Segment Start: Records for this task
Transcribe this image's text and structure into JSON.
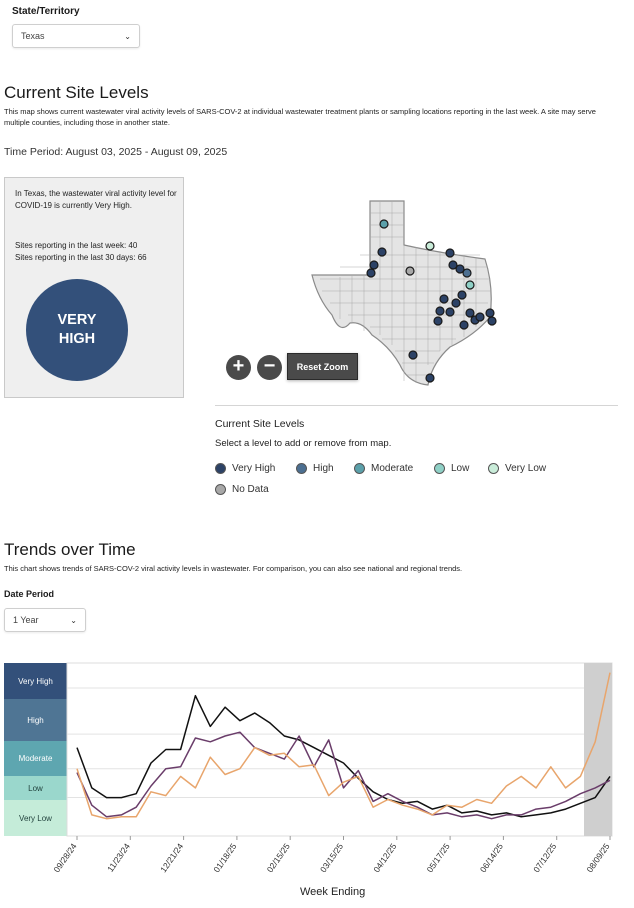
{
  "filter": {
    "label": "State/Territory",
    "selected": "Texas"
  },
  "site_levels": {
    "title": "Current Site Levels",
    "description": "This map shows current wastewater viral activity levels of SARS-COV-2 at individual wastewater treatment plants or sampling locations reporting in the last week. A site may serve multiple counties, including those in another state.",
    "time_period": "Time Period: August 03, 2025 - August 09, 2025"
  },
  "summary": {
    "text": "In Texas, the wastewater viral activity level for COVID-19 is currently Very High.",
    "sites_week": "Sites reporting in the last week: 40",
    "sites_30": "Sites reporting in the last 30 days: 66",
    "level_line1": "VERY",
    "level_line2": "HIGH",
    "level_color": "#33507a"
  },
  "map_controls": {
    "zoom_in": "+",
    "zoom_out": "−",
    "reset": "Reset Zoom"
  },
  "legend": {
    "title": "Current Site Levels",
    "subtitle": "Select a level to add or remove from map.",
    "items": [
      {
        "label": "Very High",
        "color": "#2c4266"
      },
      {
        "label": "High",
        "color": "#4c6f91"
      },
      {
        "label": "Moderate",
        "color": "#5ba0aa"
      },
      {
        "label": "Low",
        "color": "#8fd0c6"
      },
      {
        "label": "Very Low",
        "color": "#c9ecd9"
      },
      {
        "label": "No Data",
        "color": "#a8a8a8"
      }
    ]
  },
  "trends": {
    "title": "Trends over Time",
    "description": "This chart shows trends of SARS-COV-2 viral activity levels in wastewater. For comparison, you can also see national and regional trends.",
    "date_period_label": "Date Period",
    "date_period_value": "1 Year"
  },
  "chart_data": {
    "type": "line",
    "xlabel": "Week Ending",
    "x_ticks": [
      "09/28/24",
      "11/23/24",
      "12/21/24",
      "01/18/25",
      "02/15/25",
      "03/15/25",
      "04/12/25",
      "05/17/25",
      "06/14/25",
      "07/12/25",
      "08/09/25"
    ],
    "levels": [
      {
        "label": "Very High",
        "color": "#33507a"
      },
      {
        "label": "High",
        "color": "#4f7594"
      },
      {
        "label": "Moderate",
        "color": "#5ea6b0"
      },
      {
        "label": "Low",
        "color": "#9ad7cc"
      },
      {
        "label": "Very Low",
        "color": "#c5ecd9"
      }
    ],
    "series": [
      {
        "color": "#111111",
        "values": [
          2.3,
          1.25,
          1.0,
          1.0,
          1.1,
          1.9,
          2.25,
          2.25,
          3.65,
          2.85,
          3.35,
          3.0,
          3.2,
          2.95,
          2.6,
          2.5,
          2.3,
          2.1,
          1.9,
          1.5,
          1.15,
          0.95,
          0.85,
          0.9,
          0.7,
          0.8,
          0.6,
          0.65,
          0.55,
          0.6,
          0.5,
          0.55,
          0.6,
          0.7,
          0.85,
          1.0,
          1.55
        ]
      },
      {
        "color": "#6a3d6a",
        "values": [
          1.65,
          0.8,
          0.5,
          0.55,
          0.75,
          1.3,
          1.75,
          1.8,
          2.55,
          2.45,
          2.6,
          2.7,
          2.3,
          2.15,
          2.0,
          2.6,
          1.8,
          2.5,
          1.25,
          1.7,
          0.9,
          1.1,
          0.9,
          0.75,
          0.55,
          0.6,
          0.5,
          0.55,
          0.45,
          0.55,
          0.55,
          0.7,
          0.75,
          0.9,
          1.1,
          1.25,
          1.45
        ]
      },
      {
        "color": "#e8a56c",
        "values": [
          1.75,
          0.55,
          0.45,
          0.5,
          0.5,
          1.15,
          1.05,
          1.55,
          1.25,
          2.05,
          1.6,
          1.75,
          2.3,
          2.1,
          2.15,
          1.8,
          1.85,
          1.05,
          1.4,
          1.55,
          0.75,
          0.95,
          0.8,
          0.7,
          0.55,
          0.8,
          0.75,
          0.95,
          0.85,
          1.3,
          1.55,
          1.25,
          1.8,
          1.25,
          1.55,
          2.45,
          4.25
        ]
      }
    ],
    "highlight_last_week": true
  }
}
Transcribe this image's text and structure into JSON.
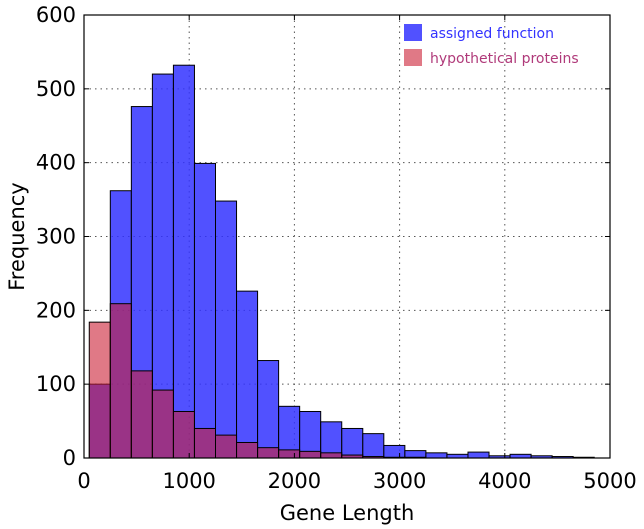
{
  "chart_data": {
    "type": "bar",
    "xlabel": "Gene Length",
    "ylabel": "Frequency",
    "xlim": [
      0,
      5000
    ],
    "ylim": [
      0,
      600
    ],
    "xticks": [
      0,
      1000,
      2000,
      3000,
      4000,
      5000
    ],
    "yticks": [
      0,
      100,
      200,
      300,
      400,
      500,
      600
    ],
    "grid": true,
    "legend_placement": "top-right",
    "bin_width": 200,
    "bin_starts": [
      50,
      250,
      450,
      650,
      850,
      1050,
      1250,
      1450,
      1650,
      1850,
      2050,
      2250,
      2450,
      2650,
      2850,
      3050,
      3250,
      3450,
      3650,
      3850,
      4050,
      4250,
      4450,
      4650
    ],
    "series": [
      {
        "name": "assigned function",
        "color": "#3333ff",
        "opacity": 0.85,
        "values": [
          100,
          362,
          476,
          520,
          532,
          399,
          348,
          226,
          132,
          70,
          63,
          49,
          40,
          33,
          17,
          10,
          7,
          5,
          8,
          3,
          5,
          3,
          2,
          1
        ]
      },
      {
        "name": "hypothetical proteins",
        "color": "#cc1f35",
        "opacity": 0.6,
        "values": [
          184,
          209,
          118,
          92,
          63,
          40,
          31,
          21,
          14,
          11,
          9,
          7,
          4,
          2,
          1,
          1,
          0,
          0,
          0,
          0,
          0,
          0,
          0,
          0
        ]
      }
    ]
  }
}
Segment End: Records for this task
= Goal of the exercise =
In the records above, find each line holding "activity" and copy it.

= Your solution =
    "description": "This map shows current wastewater viral activity levels of SARS-COV-2 at individual wastewater treatment plants or sampling locations reporting in the last week. A site may serve multiple counties, including those in another state.",
    "text": "In Texas, the wastewater viral activity level for COVID-19 is currently Very High.",
    "description": "This chart shows trends of SARS-COV-2 viral activity levels in wastewater. For comparison, you can also see national and regional trends.",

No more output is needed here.